-- START OF Given data --
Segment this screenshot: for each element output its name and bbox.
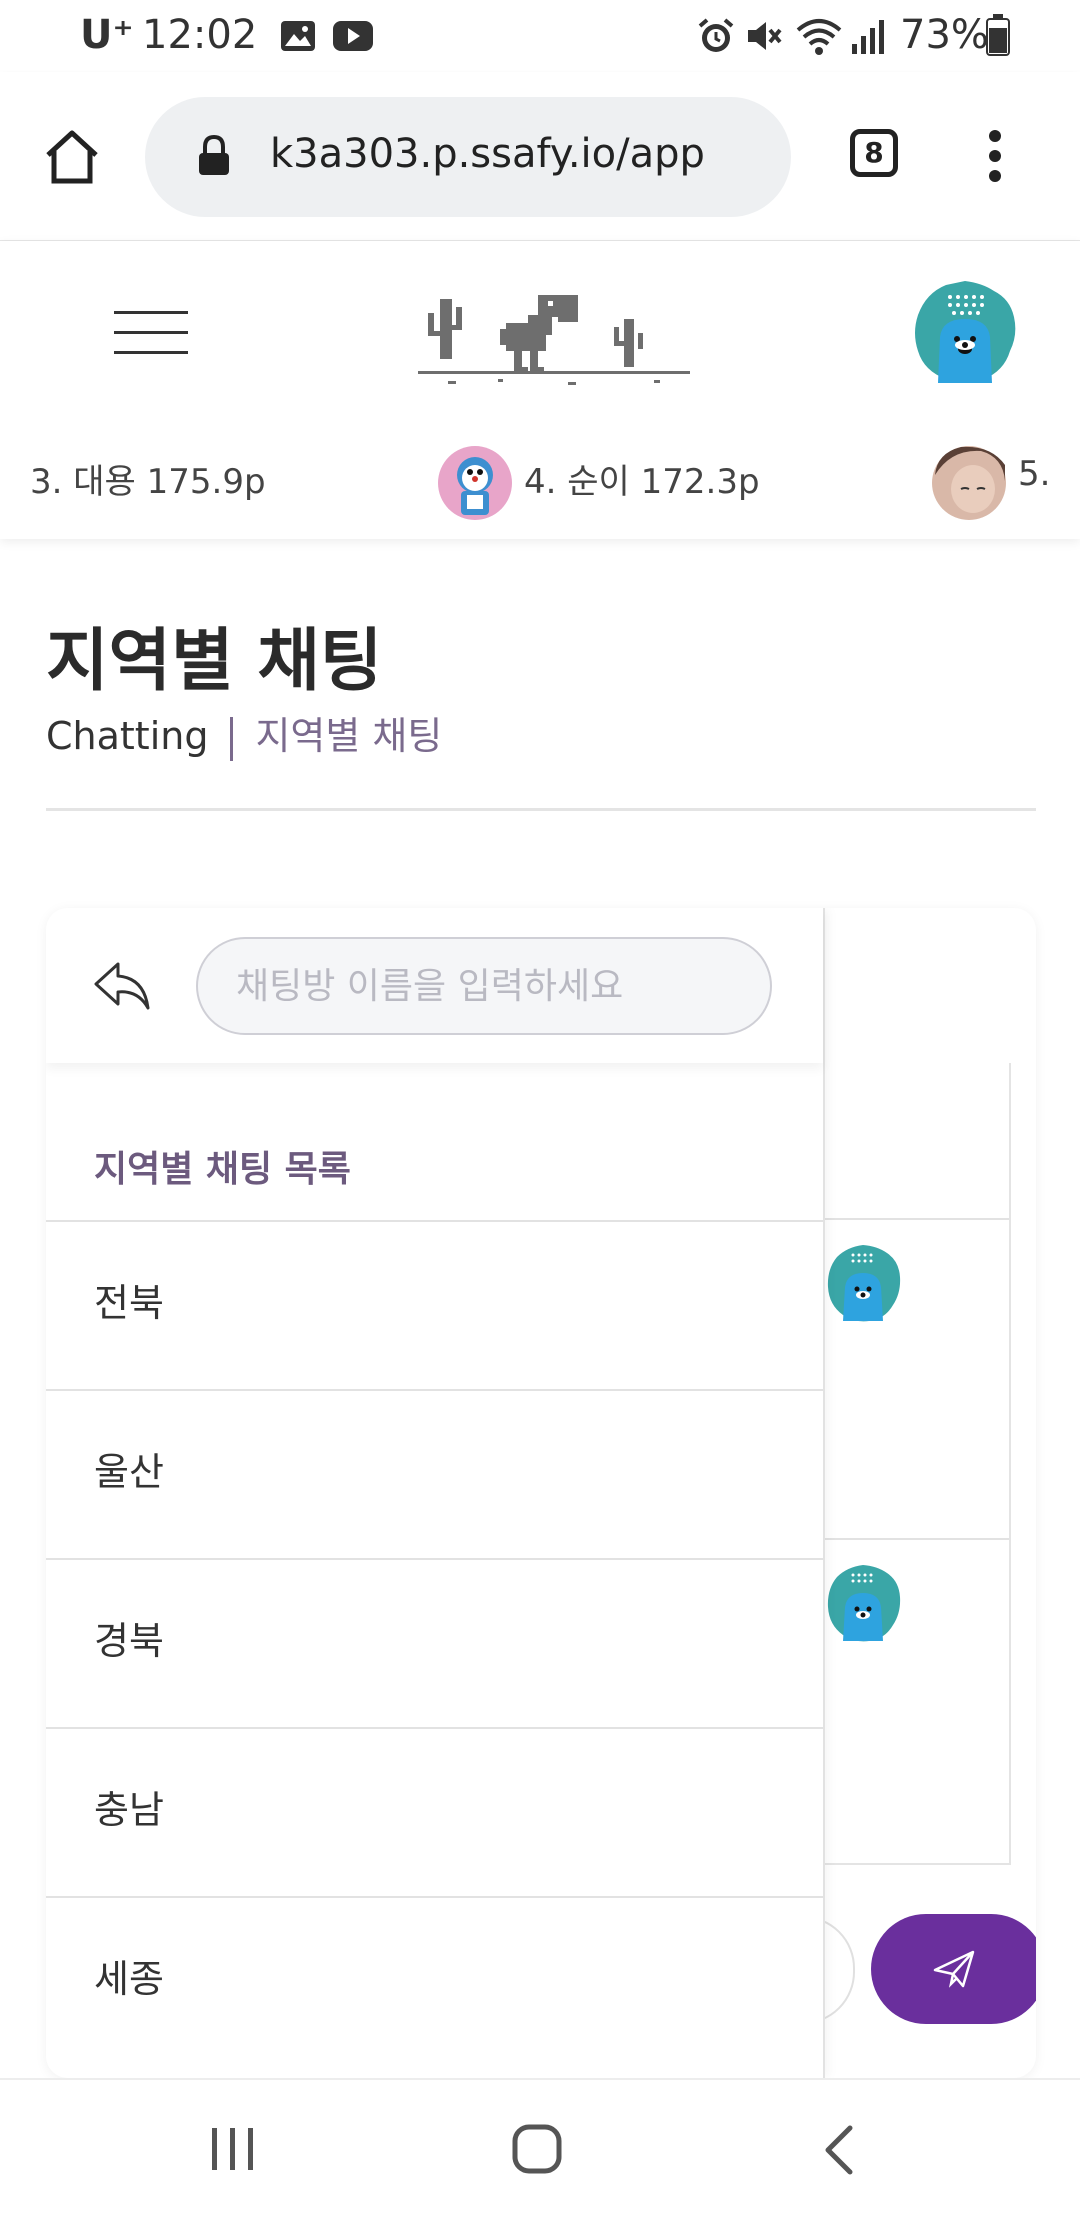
nav-home-icon[interactable] <box>512 2124 562 2174</box>
region-item-label: 전북 <box>94 1281 164 1325</box>
page-title: 지역별 채팅 <box>46 622 383 701</box>
gallery-icon <box>281 21 315 51</box>
breadcrumb-root[interactable]: Chatting <box>46 714 208 758</box>
dino-logo[interactable] <box>418 289 690 389</box>
message-avatar <box>827 1245 901 1322</box>
message-avatar <box>827 1565 901 1642</box>
chat-message-pane <box>823 1063 1011 1865</box>
region-list-panel: 지역별 채팅 목록 전북 울산 경북 충남 세종 <box>46 908 825 2078</box>
browser-toolbar: k3a303.p.ssafy.io/app 8 <box>0 72 1080 241</box>
region-item-label: 세종 <box>94 1957 164 2001</box>
breadcrumb-current: 지역별 채팅 <box>255 714 443 758</box>
mute-icon <box>748 22 782 50</box>
send-icon <box>933 1950 975 1988</box>
region-item[interactable]: 경북 <box>46 1558 823 1728</box>
ranking-avatar <box>932 446 1006 520</box>
message-divider <box>823 1538 1009 1540</box>
region-item-label: 울산 <box>94 1450 164 1494</box>
home-icon[interactable] <box>42 127 102 187</box>
ranking-item: 3. 대용 175.9p <box>30 462 266 502</box>
battery-icon <box>986 14 1010 56</box>
app-header: 3. 대용 175.9p 4. 순이 172.3p 5. <box>0 241 1080 539</box>
menu-icon[interactable] <box>114 309 188 357</box>
room-search-bar <box>46 908 823 1063</box>
wifi-icon <box>796 19 842 55</box>
ranking-item: 4. 순이 172.3p <box>524 462 760 502</box>
nav-back-icon[interactable] <box>822 2124 856 2176</box>
status-time: 12:02 <box>142 12 258 58</box>
region-list-header: 지역별 채팅 목록 <box>94 1149 351 1190</box>
more-icon[interactable] <box>980 128 1010 184</box>
breadcrumb: Chatting 지역별 채팅 <box>46 705 442 761</box>
carrier-label: U⁺ <box>80 12 134 58</box>
system-nav-bar <box>0 2078 1080 2222</box>
url-text: k3a303.p.ssafy.io/app <box>270 131 705 177</box>
send-button[interactable] <box>871 1914 1036 2024</box>
region-item[interactable]: 충남 <box>46 1727 823 1897</box>
ranking-avatar <box>438 446 512 520</box>
region-item-label: 충남 <box>94 1788 164 1832</box>
back-icon[interactable] <box>92 960 152 1012</box>
room-search-input[interactable] <box>196 937 772 1035</box>
recents-icon[interactable] <box>210 2126 258 2172</box>
region-item[interactable]: 세종 <box>46 1896 823 2066</box>
region-item[interactable]: 전북 <box>46 1220 823 1390</box>
battery-percent: 73% <box>900 12 989 58</box>
lock-icon <box>199 135 229 175</box>
signal-icon <box>852 20 884 54</box>
ranking-item: 5. <box>1018 454 1051 494</box>
youtube-icon <box>333 21 373 51</box>
title-divider <box>46 808 1036 811</box>
tab-switcher-button[interactable]: 8 <box>850 129 898 177</box>
chat-card: 지역별 채팅 목록 전북 울산 경북 충남 세종 <box>46 908 1036 2078</box>
user-avatar[interactable] <box>912 279 1018 385</box>
breadcrumb-separator <box>230 716 234 761</box>
status-bar: U⁺ 12:02 73% <box>0 0 1080 72</box>
alarm-icon <box>698 18 734 52</box>
region-item[interactable]: 울산 <box>46 1389 823 1559</box>
address-bar[interactable]: k3a303.p.ssafy.io/app <box>145 97 791 217</box>
message-divider <box>823 1218 1009 1220</box>
region-item-label: 경북 <box>94 1619 164 1663</box>
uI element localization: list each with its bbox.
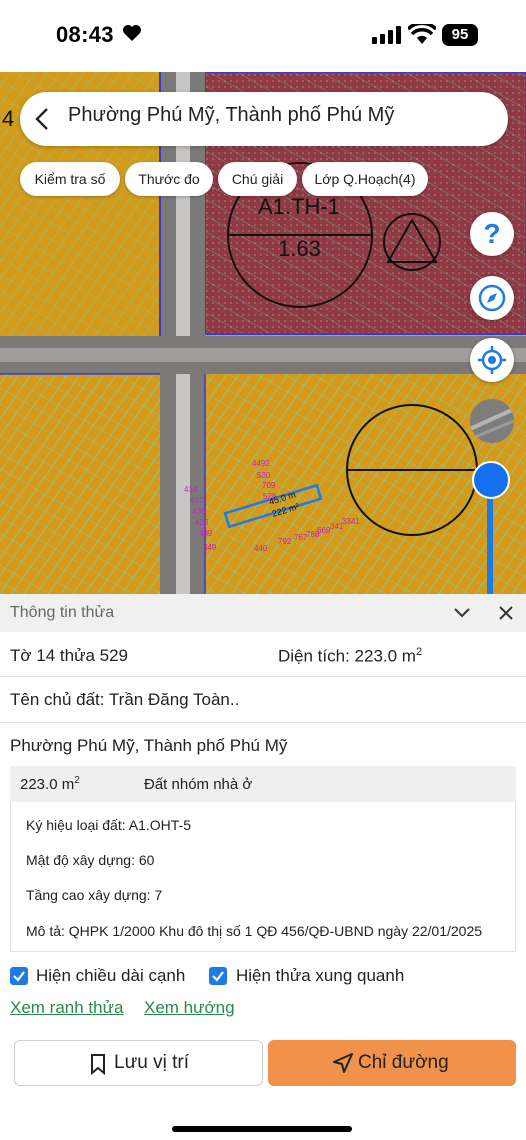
parcel-number: 437 (190, 496, 204, 505)
parcel-number: 341 (330, 522, 344, 531)
opacity-slider-track[interactable] (487, 490, 493, 594)
parcel-number: 530 (257, 471, 271, 480)
owner-name: Tên chủ đất: Trần Đăng Toàn.. (10, 690, 240, 709)
home-indicator[interactable] (172, 1126, 352, 1132)
parcel-number: 440 (254, 544, 268, 553)
bookmark-icon (91, 1054, 105, 1075)
parcel-area: Diện tích: 223.0 m2 (278, 646, 422, 667)
zone-symbol: Ký hiệu loại đất: A1.OHT-5 (26, 817, 191, 833)
satellite-layer-button[interactable] (470, 399, 514, 443)
parcel-number: 528 (263, 492, 277, 501)
parcel-number: 414 (184, 485, 198, 494)
checkmark-icon (212, 971, 224, 982)
parcel-address: Phường Phú Mỹ, Thành phố Phú Mỹ (10, 736, 288, 755)
sheet-parcel-number: Tờ 14 thửa 529 (10, 646, 128, 665)
map-view[interactable]: A1.TH-1 1.63 45.0 m 222 m² 4492 530 709 … (0, 72, 526, 594)
status-time: 08:43 (56, 22, 114, 47)
area-unit-superscript: 2 (415, 646, 423, 658)
close-icon[interactable] (497, 604, 515, 622)
neighbors-label[interactable]: Hiện thửa xung quanh (236, 966, 404, 986)
parcel-number: 792 (278, 537, 292, 546)
divider (0, 676, 526, 677)
zone-floor-height: Tầng cao xây dựng: 7 (26, 887, 163, 903)
save-location-label: Lưu vị trí (114, 1052, 190, 1073)
map-canvas: A1.TH-1 1.63 45.0 m 222 m² 4492 530 709 … (0, 72, 526, 594)
chip-check-number[interactable]: Kiểm tra số (20, 162, 120, 196)
zone-land-type: Đất nhóm nhà ở (144, 776, 253, 793)
send-arrow-icon (333, 1053, 353, 1073)
help-button[interactable]: ? (470, 212, 514, 256)
cellular-signal-icon (372, 26, 401, 44)
location-title: Phường Phú Mỹ, Thành phố Phú Mỹ (68, 104, 395, 126)
edge-length-checkbox[interactable] (10, 967, 28, 985)
wifi-icon (408, 24, 436, 44)
chevron-down-icon[interactable] (452, 604, 472, 622)
zone-description: Mô tả: QHPK 1/2000 Khu đô thị số 1 QĐ 45… (26, 923, 483, 939)
divider (0, 722, 526, 723)
zone-density-label: 1.63 (278, 236, 321, 261)
satellite-thumbnail-icon (470, 399, 514, 443)
zone-code-label: A1.TH-1 (258, 194, 340, 219)
map-edge-label: 4 (2, 106, 14, 131)
my-location-button[interactable] (470, 338, 514, 382)
view-direction-link[interactable]: Xem hướng (144, 998, 235, 1018)
parcel-number: 3341 (342, 517, 360, 526)
neighbors-checkbox[interactable] (209, 967, 227, 985)
parcel-number: 439 (199, 529, 213, 538)
battery-indicator: 95 (442, 24, 478, 46)
parcel-number: 4492 (252, 459, 270, 468)
zone-building-density: Mật độ xây dựng: 60 (26, 852, 155, 868)
parcel-number: 449 (203, 543, 217, 552)
chip-planning-layer[interactable]: Lớp Q.Hoạch(4) (302, 162, 428, 196)
directions-label: Chỉ đường (358, 1052, 449, 1073)
parcel-number: 438 (195, 518, 209, 527)
chip-measure[interactable]: Thước đo (125, 162, 213, 196)
opacity-slider-knob[interactable] (472, 461, 510, 499)
parcel-area-value: Diện tích: 223.0 m (278, 646, 416, 666)
crosshair-icon (478, 346, 506, 374)
status-bar: 08:43 95 (0, 0, 526, 72)
view-boundary-link[interactable]: Xem ranh thửa (10, 998, 123, 1018)
question-icon: ? (483, 218, 501, 249)
zone-area-value: 223.0 m (20, 776, 75, 793)
parcel-number: 709 (262, 481, 276, 490)
parcel-number: 669 (317, 526, 331, 535)
zone-area-unit-superscript: 2 (74, 775, 80, 786)
zone-area: 223.0 m2 (20, 775, 80, 793)
zoning-info-header (10, 766, 516, 802)
heart-icon (123, 25, 141, 41)
compass-icon (478, 284, 506, 312)
edge-length-label[interactable]: Hiện chiều dài cạnh (36, 966, 185, 986)
compass-button[interactable] (470, 276, 514, 320)
back-chevron-icon[interactable] (32, 106, 54, 132)
checkmark-icon (13, 971, 25, 982)
panel-title: Thông tin thửa (10, 604, 115, 621)
chip-legend[interactable]: Chú giải (218, 162, 297, 196)
parcel-number: 436 (192, 507, 206, 516)
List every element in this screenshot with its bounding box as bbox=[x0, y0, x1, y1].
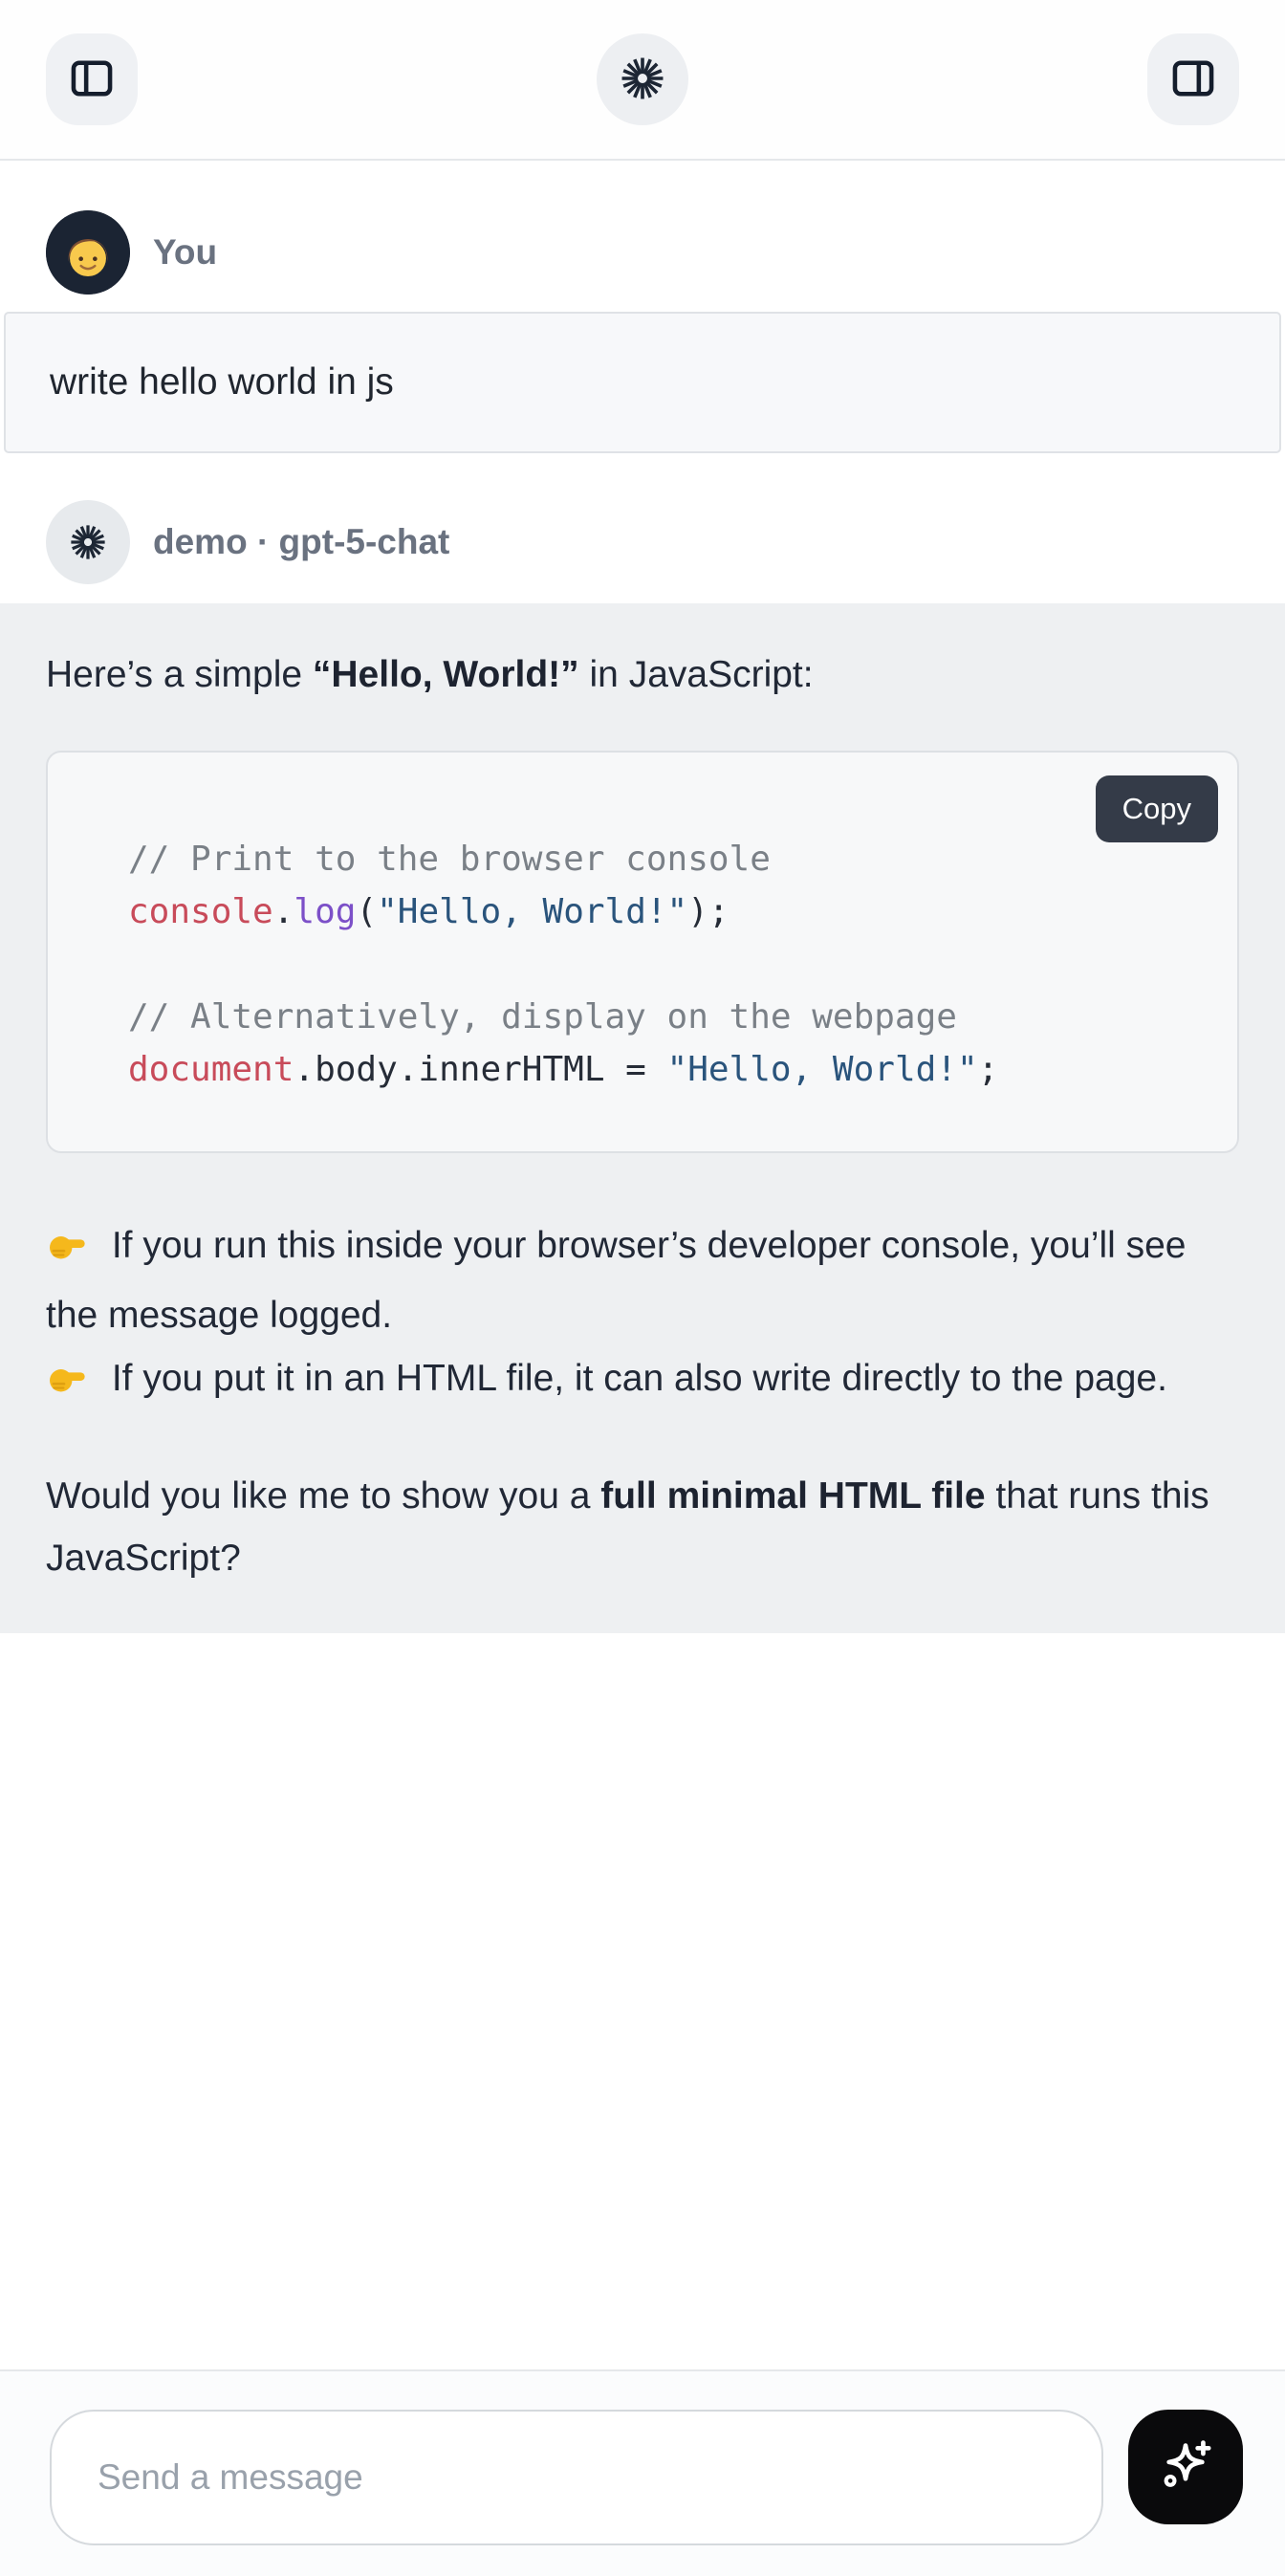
starburst-icon bbox=[66, 520, 110, 564]
person-emoji-icon bbox=[46, 210, 130, 295]
code-content: // Print to the browser consoleconsole.l… bbox=[128, 833, 1191, 1096]
assistant-sender-name: demo · gpt-5-chat bbox=[153, 522, 449, 562]
composer-bar bbox=[0, 2369, 1285, 2576]
assistant-outro-text: Would you like me to show you a full min… bbox=[46, 1465, 1239, 1589]
assistant-notes: If you run this inside your browser’s de… bbox=[46, 1214, 1239, 1417]
user-message-header: You bbox=[0, 210, 1285, 295]
assistant-avatar bbox=[46, 500, 130, 584]
assistant-message-bubble: Here’s a simple “Hello, World!” in JavaS… bbox=[0, 603, 1285, 1633]
user-avatar bbox=[46, 210, 130, 295]
note-line: If you run this inside your browser’s de… bbox=[46, 1225, 1187, 1336]
assistant-message-header: demo · gpt-5-chat bbox=[0, 500, 1285, 584]
note-line: If you put it in an HTML file, it can al… bbox=[46, 1358, 1167, 1399]
app-logo-button[interactable] bbox=[597, 33, 688, 125]
panel-right-icon bbox=[1168, 54, 1218, 106]
panel-left-icon bbox=[67, 54, 117, 106]
starburst-logo-icon bbox=[616, 52, 669, 108]
sidebar-toggle-button[interactable] bbox=[46, 33, 138, 125]
right-panel-toggle-button[interactable] bbox=[1147, 33, 1239, 125]
chat-message-list: You write hello world in js bbox=[0, 161, 1285, 2369]
message-input[interactable] bbox=[50, 2410, 1103, 2545]
pointing-right-emoji bbox=[46, 1220, 90, 1284]
sparkles-icon bbox=[1154, 2434, 1217, 2500]
user-message-bubble: write hello world in js bbox=[4, 312, 1281, 453]
pointing-right-emoji bbox=[46, 1353, 90, 1417]
user-message-text: write hello world in js bbox=[50, 361, 394, 404]
code-block: Copy // Print to the browser consolecons… bbox=[46, 751, 1239, 1153]
send-button[interactable] bbox=[1128, 2410, 1243, 2524]
assistant-intro-text: Here’s a simple “Hello, World!” in JavaS… bbox=[46, 645, 1239, 705]
top-bar bbox=[0, 0, 1285, 161]
user-sender-name: You bbox=[153, 232, 217, 273]
copy-code-button[interactable]: Copy bbox=[1096, 775, 1218, 842]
-- END OF Given data --
* Task objective *
Copy out, character for character, every line from the one containing "nav-home-icon[interactable] <box>512 2124" through the one containing "room-search-bar <box>46 908 823 1063</box>", with both of those lines included.

* The solution *
nav-home-icon[interactable] <box>512 2124 562 2174</box>
region-item-label: 전북 <box>94 1281 164 1325</box>
page-title: 지역별 채팅 <box>46 622 383 701</box>
gallery-icon <box>281 21 315 51</box>
breadcrumb-root[interactable]: Chatting <box>46 714 208 758</box>
dino-logo[interactable] <box>418 289 690 389</box>
message-avatar <box>827 1245 901 1322</box>
message-avatar <box>827 1565 901 1642</box>
chat-message-pane <box>823 1063 1011 1865</box>
region-list-panel: 지역별 채팅 목록 전북 울산 경북 충남 세종 <box>46 908 825 2078</box>
browser-toolbar: k3a303.p.ssafy.io/app 8 <box>0 72 1080 241</box>
region-item-label: 세종 <box>94 1957 164 2001</box>
breadcrumb-current: 지역별 채팅 <box>255 714 443 758</box>
mute-icon <box>748 22 782 50</box>
send-icon <box>933 1950 975 1988</box>
region-item[interactable]: 경북 <box>46 1558 823 1728</box>
ranking-avatar <box>932 446 1006 520</box>
message-divider <box>823 1538 1009 1540</box>
region-item-label: 울산 <box>94 1450 164 1494</box>
home-icon[interactable] <box>42 127 102 187</box>
ranking-item: 3. 대용 175.9p <box>30 462 266 502</box>
battery-icon <box>986 14 1010 56</box>
app-header: 3. 대용 175.9p 4. 순이 172.3p 5. <box>0 241 1080 539</box>
menu-icon[interactable] <box>114 309 188 357</box>
room-search-bar <box>46 908 823 1063</box>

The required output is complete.